Return the full listing exactly as it is written.

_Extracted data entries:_

--------

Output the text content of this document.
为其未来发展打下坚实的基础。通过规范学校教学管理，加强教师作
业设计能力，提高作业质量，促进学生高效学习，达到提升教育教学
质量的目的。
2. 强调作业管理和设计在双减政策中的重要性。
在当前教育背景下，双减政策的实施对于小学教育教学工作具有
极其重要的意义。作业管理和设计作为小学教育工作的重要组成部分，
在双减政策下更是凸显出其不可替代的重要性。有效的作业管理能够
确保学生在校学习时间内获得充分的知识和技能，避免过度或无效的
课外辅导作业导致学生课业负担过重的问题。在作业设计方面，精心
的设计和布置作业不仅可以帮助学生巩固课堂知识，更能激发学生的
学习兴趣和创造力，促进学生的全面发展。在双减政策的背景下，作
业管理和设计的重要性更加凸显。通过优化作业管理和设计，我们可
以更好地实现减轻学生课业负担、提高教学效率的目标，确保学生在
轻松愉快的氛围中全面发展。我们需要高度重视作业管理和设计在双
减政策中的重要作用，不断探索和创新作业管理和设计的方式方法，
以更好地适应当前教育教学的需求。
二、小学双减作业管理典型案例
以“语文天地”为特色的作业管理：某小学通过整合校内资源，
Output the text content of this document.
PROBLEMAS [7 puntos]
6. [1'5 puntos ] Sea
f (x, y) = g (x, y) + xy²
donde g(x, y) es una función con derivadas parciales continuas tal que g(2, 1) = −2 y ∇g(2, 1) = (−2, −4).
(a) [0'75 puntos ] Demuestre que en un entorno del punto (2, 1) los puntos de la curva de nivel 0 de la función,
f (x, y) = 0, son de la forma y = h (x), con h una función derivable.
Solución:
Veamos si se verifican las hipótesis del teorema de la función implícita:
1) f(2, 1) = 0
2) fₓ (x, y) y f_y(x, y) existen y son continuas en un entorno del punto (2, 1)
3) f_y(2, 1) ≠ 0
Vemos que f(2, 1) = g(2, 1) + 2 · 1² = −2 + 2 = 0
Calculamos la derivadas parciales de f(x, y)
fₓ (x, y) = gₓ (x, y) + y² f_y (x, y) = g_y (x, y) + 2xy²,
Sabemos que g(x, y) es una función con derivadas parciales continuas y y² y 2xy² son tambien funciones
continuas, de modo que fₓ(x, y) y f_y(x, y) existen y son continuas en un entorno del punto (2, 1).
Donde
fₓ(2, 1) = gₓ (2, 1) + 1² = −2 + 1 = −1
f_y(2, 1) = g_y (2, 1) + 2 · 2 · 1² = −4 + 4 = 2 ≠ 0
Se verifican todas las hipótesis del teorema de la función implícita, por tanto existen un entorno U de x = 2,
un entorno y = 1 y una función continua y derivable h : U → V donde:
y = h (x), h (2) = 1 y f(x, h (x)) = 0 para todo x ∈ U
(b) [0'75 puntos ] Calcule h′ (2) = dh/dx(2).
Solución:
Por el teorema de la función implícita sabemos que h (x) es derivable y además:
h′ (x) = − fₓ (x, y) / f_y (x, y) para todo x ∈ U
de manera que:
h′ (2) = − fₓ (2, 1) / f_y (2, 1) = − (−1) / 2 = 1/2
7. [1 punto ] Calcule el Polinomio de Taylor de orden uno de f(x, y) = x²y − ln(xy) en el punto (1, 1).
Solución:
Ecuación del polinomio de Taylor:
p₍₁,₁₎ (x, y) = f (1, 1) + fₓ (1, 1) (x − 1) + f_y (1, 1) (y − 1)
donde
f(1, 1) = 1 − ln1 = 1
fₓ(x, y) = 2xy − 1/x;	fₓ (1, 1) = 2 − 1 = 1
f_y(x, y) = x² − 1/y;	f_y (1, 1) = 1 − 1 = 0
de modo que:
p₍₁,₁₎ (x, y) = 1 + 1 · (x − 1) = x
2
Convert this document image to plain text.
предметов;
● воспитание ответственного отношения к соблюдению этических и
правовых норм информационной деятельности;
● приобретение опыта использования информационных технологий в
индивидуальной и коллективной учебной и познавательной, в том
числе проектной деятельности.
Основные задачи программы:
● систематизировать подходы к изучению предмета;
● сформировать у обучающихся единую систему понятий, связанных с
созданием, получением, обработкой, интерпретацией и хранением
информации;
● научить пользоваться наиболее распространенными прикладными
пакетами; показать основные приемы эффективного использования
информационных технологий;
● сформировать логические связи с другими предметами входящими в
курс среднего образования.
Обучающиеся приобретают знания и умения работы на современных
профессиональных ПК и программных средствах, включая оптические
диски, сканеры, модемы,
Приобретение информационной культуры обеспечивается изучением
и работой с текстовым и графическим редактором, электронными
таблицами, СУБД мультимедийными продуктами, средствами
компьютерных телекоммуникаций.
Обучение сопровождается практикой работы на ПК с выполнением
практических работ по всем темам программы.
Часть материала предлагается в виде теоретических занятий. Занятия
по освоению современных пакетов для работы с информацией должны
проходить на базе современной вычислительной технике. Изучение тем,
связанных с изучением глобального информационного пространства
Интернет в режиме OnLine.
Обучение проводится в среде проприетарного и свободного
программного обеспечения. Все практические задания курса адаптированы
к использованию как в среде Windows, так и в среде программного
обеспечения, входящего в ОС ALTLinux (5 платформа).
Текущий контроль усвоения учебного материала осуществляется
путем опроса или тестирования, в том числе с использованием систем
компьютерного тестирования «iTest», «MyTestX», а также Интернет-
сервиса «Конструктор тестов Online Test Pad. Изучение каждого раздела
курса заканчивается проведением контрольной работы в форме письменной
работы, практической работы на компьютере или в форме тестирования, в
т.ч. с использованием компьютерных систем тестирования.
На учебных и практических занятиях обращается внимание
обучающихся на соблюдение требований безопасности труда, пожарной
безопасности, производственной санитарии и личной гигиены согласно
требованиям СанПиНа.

--------

_ANSWER BELOW:_
Output the text content of this document.
为其未来发展打下坚实的基础。通过规范学校教学管理，加强教师作
业设计能力，提高作业质量，促进学生高效学习，达到提升教育教学
质量的目的。
2. 强调作业管理和设计在双减政策中的重要性。
在当前教育背景下，双减政策的实施对于小学教育教学工作具有
极其重要的意义。作业管理和设计作为小学教育工作的重要组成部分，
在双减政策下更是凸显出其不可替代的重要性。有效的作业管理能够
确保学生在校学习时间内获得充分的知识和技能，避免过度或无效的
课外辅导作业导致学生课业负担过重的问题。在作业设计方面，精心
的设计和布置作业不仅可以帮助学生巩固课堂知识，更能激发学生的
学习兴趣和创造力，促进学生的全面发展。在双减政策的背景下，作
业管理和设计的重要性更加凸显。通过优化作业管理和设计，我们可
以更好地实现减轻学生课业负担、提高教学效率的目标，确保学生在
轻松愉快的氛围中全面发展。我们需要高度重视作业管理和设计在双
减政策中的重要作用，不断探索和创新作业管理和设计的方式方法，
以更好地适应当前教育教学的需求。
二、小学双减作业管理典型案例
以“语文天地”为特色的作业管理：某小学通过整合校内资源，
Output the text content of this document.
PROBLEMAS [7 puntos]
6. [1'5 puntos ] Sea
f (x, y) = g (x, y) + xy²
donde g(x, y) es una función con derivadas parciales continuas tal que g(2, 1) = −2 y ∇g(2, 1) = (−2, −4).
(a) [0'75 puntos ] Demuestre que en un entorno del punto (2, 1) los puntos de la curva de nivel 0 de la función,
f (x, y) = 0, son de la forma y = h (x), con h una función derivable.
Solución:
Veamos si se verifican las hipótesis del teorema de la función implícita:
1) f(2, 1) = 0
2) fₓ (x, y) y f_y(x, y) existen y son continuas en un entorno del punto (2, 1)
3) f_y(2, 1) ≠ 0
Vemos que f(2, 1) = g(2, 1) + 2 · 1² = −2 + 2 = 0
Calculamos la derivadas parciales de f(x, y)
fₓ (x, y) = gₓ (x, y) + y² f_y (x, y) = g_y (x, y) + 2xy²,
Sabemos que g(x, y) es una función con derivadas parciales continuas y y² y 2xy² son tambien funciones
continuas, de modo que fₓ(x, y) y f_y(x, y) existen y son continuas en un entorno del punto (2, 1).
Donde
fₓ(2, 1) = gₓ (2, 1) + 1² = −2 + 1 = −1
f_y(2, 1) = g_y (2, 1) + 2 · 2 · 1² = −4 + 4 = 2 ≠ 0
Se verifican todas las hipótesis del teorema de la función implícita, por tanto existen un entorno U de x = 2,
un entorno y = 1 y una función continua y derivable h : U → V donde:
y = h (x), h (2) = 1 y f(x, h (x)) = 0 para todo x ∈ U
(b) [0'75 puntos ] Calcule h′ (2) = dh/dx(2).
Solución:
Por el teorema de la función implícita sabemos que h (x) es derivable y además:
h′ (x) = − fₓ (x, y) / f_y (x, y) para todo x ∈ U
de manera que:
h′ (2) = − fₓ (2, 1) / f_y (2, 1) = − (−1) / 2 = 1/2
7. [1 punto ] Calcule el Polinomio de Taylor de orden uno de f(x, y) = x²y − ln(xy) en el punto (1, 1).
Solución:
Ecuación del polinomio de Taylor:
p₍₁,₁₎ (x, y) = f (1, 1) + fₓ (1, 1) (x − 1) + f_y (1, 1) (y − 1)
donde
f(1, 1) = 1 − ln1 = 1
fₓ(x, y) = 2xy − 1/x;	fₓ (1, 1) = 2 − 1 = 1
f_y(x, y) = x² − 1/y;	f_y (1, 1) = 1 − 1 = 0
de modo que:
p₍₁,₁₎ (x, y) = 1 + 1 · (x − 1) = x
2
Convert this document image to plain text.
предметов;
● воспитание ответственного отношения к соблюдению этических и
правовых норм информационной деятельности;
● приобретение опыта использования информационных технологий в
индивидуальной и коллективной учебной и познавательной, в том
числе проектной деятельности.
Основные задачи программы:
● систематизировать подходы к изучению предмета;
● сформировать у обучающихся единую систему понятий, связанных с
созданием, получением, обработкой, интерпретацией и хранением
информации;
● научить пользоваться наиболее распространенными прикладными
пакетами; показать основные приемы эффективного использования
информационных технологий;
● сформировать логические связи с другими предметами входящими в
курс среднего образования.
Обучающиеся приобретают знания и умения работы на современных
профессиональных ПК и программных средствах, включая оптические
диски, сканеры, модемы,
Приобретение информационной культуры обеспечивается изучением
и работой с текстовым и графическим редактором, электронными
таблицами, СУБД мультимедийными продуктами, средствами
компьютерных телекоммуникаций.
Обучение сопровождается практикой работы на ПК с выполнением
практических работ по всем темам программы.
Часть материала предлагается в виде теоретических занятий. Занятия
по освоению современных пакетов для работы с информацией должны
проходить на базе современной вычислительной технике. Изучение тем,
связанных с изучением глобального информационного пространства
Интернет в режиме OnLine.
Обучение проводится в среде проприетарного и свободного
программного обеспечения. Все практические задания курса адаптированы
к использованию как в среде Windows, так и в среде программного
обеспечения, входящего в ОС ALTLinux (5 платформа).
Текущий контроль усвоения учебного материала осуществляется
путем опроса или тестирования, в том числе с использованием систем
компьютерного тестирования «iTest», «MyTestX», а также Интернет-
сервиса «Конструктор тестов Online Test Pad. Изучение каждого раздела
курса заканчивается проведением контрольной работы в форме письменной
работы, практической работы на компьютере или в форме тестирования, в
т.ч. с использованием компьютерных систем тестирования.
На учебных и практических занятиях обращается внимание
обучающихся на соблюдение требований безопасности труда, пожарной
безопасности, производственной санитарии и личной гигиены согласно
требованиям СанПиНа.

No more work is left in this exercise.